--- Given request ---
Each line of the listing that contains the word "accent" is to be copied.
--
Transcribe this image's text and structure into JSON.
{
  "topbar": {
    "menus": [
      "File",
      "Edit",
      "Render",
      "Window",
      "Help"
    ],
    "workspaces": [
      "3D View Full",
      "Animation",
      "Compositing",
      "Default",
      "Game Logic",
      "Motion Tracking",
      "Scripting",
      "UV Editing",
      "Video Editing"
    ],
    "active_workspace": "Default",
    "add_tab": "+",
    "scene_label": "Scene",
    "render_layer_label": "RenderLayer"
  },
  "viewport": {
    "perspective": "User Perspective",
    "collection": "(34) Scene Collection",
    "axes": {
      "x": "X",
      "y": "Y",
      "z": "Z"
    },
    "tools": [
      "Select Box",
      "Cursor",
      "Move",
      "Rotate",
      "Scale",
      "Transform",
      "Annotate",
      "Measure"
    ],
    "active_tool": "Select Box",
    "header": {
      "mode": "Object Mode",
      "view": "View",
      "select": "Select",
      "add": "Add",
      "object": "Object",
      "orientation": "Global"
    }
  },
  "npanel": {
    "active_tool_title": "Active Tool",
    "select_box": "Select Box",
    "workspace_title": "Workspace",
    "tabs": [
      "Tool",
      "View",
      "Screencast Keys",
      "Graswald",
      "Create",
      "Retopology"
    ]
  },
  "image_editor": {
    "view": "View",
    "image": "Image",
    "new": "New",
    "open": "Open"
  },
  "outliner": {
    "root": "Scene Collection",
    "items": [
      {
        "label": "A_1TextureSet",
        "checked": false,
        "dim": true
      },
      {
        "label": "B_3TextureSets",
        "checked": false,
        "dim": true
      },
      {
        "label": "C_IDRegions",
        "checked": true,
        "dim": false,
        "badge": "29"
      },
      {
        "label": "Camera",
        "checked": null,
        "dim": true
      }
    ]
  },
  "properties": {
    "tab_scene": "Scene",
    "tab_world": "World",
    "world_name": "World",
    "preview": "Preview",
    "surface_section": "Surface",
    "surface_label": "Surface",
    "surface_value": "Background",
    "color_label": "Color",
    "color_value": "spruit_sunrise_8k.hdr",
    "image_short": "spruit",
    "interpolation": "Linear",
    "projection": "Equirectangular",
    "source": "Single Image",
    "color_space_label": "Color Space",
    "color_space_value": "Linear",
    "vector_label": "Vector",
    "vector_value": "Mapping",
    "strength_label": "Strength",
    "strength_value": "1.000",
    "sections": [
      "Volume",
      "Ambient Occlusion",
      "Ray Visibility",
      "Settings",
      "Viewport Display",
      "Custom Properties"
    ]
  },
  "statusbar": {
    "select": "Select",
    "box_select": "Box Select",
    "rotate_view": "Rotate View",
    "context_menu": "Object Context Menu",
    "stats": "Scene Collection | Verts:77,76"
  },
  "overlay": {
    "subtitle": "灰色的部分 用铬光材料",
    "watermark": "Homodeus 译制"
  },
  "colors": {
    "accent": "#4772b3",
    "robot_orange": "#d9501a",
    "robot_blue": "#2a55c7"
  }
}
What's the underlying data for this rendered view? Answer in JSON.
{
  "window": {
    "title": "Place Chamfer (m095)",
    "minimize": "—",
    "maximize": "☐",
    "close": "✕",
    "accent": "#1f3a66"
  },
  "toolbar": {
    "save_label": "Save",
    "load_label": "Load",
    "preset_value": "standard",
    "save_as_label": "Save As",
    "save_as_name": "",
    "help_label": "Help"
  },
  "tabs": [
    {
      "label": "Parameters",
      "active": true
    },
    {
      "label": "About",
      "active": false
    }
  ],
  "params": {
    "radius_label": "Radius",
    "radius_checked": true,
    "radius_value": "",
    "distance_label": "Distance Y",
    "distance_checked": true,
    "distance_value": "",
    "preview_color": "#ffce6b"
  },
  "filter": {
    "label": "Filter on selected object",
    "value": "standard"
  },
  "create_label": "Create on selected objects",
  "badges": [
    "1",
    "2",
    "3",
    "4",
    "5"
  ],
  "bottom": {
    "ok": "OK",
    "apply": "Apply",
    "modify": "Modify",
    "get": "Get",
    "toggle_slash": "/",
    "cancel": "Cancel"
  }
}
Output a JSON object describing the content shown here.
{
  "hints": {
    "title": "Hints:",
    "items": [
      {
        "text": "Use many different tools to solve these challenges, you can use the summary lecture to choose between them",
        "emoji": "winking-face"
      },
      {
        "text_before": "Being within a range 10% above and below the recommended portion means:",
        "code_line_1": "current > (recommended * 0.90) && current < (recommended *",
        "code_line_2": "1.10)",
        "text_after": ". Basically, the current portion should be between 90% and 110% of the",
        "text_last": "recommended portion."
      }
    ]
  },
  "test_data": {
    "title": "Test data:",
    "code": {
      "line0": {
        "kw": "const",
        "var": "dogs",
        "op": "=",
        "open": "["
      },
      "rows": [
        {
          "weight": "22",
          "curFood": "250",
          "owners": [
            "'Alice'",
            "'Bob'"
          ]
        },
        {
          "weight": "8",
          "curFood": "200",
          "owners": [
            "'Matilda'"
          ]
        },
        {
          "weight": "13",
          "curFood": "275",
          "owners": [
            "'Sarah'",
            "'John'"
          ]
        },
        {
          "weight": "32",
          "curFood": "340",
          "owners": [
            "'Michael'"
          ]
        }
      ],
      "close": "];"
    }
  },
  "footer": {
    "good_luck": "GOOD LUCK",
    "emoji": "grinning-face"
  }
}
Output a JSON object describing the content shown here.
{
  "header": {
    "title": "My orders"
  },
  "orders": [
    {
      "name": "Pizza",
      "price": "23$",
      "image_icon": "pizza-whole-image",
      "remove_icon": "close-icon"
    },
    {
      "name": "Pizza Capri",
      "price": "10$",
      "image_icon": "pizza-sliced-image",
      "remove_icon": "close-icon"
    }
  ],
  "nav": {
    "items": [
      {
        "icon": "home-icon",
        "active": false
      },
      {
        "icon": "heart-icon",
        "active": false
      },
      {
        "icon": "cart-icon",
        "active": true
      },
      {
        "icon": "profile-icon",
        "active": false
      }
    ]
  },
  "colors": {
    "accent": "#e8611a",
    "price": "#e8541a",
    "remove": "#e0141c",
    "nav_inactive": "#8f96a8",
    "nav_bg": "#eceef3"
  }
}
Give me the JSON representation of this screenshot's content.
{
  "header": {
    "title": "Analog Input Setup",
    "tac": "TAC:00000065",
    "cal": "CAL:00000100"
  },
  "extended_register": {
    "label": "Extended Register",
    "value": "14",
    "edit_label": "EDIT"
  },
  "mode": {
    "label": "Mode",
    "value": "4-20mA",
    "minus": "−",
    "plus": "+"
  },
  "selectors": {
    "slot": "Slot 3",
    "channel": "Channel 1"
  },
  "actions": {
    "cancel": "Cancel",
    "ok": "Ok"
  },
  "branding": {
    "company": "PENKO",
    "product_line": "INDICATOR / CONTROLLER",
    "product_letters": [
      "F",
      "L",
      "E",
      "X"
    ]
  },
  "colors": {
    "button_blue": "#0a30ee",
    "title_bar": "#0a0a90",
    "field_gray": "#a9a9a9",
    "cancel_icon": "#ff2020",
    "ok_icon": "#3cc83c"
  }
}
--
--- Solution for this problem ---
    "accent": "#4772b3",
    "accent": "#1f3a66"
    "accent": "#e8611a",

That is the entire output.